TASK TO CARRY OUT
Every line that includes the word "JSON" is to be listed.

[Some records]
----

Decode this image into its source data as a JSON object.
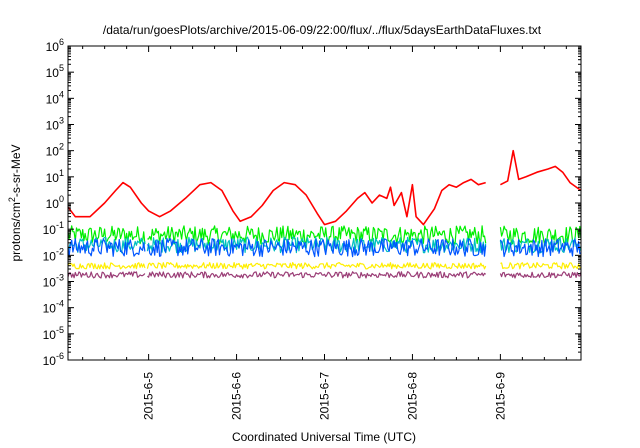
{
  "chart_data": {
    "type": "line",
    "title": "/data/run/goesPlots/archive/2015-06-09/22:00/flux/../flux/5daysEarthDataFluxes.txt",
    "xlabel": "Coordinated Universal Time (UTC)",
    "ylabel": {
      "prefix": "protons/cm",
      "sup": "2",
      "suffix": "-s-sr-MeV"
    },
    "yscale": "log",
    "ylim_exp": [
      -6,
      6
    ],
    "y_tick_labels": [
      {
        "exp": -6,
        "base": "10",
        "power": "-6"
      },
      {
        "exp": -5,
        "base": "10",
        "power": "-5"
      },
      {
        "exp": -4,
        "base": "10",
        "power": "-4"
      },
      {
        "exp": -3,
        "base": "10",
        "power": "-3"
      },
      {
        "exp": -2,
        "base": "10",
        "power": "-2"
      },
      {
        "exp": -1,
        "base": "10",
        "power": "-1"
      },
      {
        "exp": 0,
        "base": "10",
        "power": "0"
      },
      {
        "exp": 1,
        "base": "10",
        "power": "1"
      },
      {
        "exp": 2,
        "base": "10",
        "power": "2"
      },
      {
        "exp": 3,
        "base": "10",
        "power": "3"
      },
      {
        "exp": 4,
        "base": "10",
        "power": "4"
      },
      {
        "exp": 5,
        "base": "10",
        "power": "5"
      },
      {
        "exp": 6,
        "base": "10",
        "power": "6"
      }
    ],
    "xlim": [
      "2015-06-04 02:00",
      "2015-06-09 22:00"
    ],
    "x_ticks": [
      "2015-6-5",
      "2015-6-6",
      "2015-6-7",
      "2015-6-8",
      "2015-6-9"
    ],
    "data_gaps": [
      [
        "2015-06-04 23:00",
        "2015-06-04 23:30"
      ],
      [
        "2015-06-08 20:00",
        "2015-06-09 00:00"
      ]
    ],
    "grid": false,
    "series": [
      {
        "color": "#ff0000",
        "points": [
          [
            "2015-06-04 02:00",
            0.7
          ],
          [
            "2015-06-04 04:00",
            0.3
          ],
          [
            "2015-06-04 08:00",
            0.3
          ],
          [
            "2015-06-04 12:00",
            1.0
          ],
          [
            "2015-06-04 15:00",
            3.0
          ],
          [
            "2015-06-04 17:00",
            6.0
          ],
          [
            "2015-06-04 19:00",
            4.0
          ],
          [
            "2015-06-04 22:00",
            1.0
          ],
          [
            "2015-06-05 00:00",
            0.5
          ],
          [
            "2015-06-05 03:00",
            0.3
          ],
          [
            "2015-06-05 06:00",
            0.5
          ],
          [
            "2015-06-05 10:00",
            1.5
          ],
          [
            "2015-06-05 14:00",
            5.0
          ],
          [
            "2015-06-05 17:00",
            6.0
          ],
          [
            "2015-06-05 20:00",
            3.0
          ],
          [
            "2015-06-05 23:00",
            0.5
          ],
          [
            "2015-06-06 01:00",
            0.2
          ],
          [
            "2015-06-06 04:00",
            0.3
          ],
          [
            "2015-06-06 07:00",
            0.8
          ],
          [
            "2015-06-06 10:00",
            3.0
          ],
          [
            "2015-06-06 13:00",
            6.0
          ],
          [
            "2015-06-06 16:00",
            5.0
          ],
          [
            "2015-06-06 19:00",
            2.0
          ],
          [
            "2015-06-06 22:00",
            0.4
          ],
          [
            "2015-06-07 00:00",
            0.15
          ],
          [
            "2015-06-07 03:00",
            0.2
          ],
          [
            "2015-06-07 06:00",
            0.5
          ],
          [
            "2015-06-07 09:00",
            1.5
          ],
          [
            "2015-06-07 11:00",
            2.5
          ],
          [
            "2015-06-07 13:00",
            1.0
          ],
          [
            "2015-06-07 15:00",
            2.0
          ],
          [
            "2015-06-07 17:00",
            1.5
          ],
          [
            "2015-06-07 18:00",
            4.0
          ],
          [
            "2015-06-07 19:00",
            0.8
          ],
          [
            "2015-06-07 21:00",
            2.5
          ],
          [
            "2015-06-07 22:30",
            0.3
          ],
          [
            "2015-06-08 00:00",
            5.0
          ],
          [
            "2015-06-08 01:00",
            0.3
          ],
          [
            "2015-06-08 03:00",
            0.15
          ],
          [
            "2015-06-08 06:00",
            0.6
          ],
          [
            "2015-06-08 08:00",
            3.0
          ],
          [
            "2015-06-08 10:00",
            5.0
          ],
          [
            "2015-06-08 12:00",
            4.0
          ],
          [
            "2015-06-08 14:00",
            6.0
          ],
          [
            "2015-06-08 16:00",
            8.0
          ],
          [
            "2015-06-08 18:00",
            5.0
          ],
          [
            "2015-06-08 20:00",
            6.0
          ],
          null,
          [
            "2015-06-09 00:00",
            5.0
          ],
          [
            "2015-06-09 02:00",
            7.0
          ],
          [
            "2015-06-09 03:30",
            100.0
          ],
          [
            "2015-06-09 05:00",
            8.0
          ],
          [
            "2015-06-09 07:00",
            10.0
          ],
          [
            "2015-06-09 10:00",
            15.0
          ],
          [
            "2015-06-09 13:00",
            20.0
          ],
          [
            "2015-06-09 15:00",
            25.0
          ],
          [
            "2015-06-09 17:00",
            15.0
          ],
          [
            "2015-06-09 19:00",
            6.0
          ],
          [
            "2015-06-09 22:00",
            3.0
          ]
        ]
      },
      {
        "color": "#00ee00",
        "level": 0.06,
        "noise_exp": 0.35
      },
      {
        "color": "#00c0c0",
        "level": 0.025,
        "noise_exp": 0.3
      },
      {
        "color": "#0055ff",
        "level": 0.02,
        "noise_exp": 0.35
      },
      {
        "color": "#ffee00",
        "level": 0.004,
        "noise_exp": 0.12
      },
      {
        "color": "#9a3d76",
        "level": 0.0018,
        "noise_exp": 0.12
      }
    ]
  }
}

----

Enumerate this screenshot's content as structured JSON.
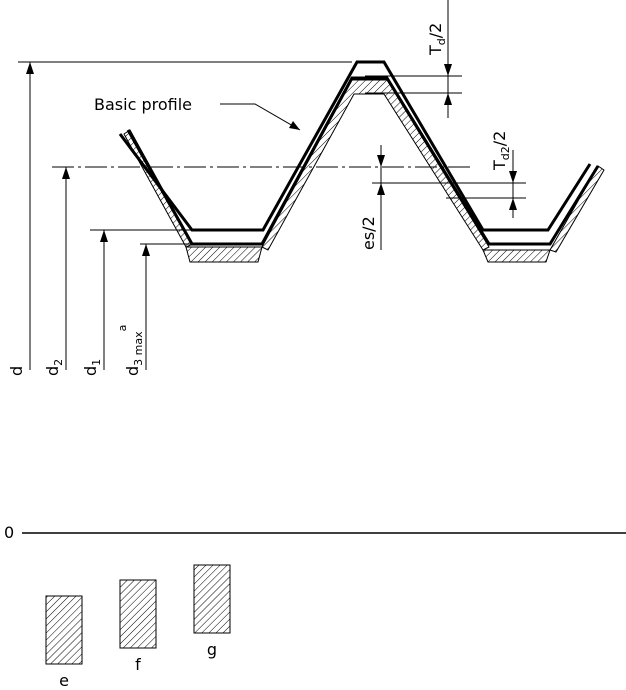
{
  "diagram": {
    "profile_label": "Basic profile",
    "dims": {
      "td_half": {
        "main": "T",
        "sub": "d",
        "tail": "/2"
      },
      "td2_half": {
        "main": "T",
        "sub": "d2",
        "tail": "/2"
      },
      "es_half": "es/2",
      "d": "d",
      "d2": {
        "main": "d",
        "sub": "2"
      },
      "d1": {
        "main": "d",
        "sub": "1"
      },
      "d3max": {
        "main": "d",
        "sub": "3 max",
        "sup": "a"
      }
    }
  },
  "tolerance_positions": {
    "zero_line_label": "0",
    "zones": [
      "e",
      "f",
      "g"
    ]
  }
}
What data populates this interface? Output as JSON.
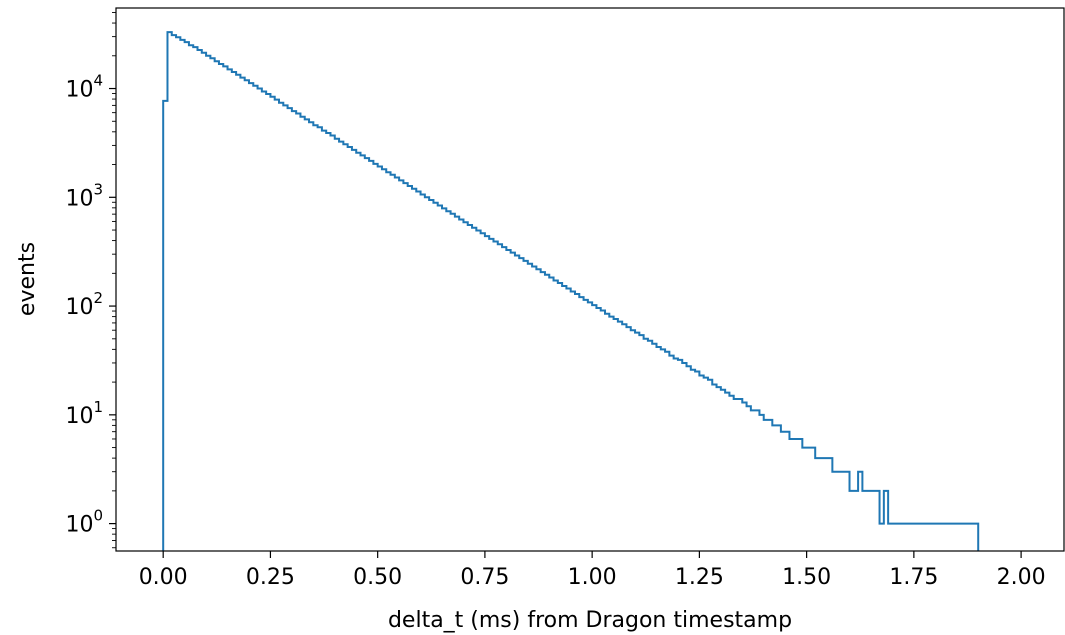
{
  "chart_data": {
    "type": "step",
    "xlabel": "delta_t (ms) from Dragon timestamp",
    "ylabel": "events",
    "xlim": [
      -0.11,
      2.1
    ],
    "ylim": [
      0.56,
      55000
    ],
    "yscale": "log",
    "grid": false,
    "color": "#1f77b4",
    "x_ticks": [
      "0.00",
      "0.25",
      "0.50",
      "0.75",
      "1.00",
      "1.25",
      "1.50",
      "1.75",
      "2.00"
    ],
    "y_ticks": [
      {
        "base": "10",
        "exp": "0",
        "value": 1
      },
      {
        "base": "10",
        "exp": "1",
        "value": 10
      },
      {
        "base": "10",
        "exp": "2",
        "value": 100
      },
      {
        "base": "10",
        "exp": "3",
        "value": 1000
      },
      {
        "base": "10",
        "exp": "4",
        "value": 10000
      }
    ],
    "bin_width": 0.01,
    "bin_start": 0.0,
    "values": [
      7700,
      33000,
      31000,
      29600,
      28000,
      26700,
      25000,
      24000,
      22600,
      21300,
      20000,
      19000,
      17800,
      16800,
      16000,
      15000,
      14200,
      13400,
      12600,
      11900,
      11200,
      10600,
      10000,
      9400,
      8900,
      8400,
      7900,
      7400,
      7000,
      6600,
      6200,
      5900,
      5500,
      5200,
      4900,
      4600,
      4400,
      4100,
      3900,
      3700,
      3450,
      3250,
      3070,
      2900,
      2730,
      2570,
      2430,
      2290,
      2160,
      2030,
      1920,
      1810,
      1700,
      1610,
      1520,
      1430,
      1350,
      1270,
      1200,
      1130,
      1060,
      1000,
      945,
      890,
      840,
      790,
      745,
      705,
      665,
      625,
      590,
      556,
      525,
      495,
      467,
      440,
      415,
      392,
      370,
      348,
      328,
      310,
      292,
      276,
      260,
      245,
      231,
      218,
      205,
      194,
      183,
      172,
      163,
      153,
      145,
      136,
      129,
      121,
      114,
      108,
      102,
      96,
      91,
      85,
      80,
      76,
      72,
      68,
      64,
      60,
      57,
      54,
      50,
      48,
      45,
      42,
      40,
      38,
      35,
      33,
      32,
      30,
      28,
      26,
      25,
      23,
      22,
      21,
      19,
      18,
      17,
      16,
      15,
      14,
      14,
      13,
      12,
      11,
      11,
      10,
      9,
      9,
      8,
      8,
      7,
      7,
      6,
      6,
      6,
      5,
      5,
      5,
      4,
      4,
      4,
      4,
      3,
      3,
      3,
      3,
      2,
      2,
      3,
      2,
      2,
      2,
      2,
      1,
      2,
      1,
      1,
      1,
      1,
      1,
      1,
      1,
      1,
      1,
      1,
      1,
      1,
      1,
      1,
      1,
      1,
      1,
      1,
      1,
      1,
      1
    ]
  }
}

----

RESULT OF THIS TASK
Decode this image into its source data as a JSON object.
Enumerate this screenshot's content as structured JSON.
What data populates this interface? Output as JSON.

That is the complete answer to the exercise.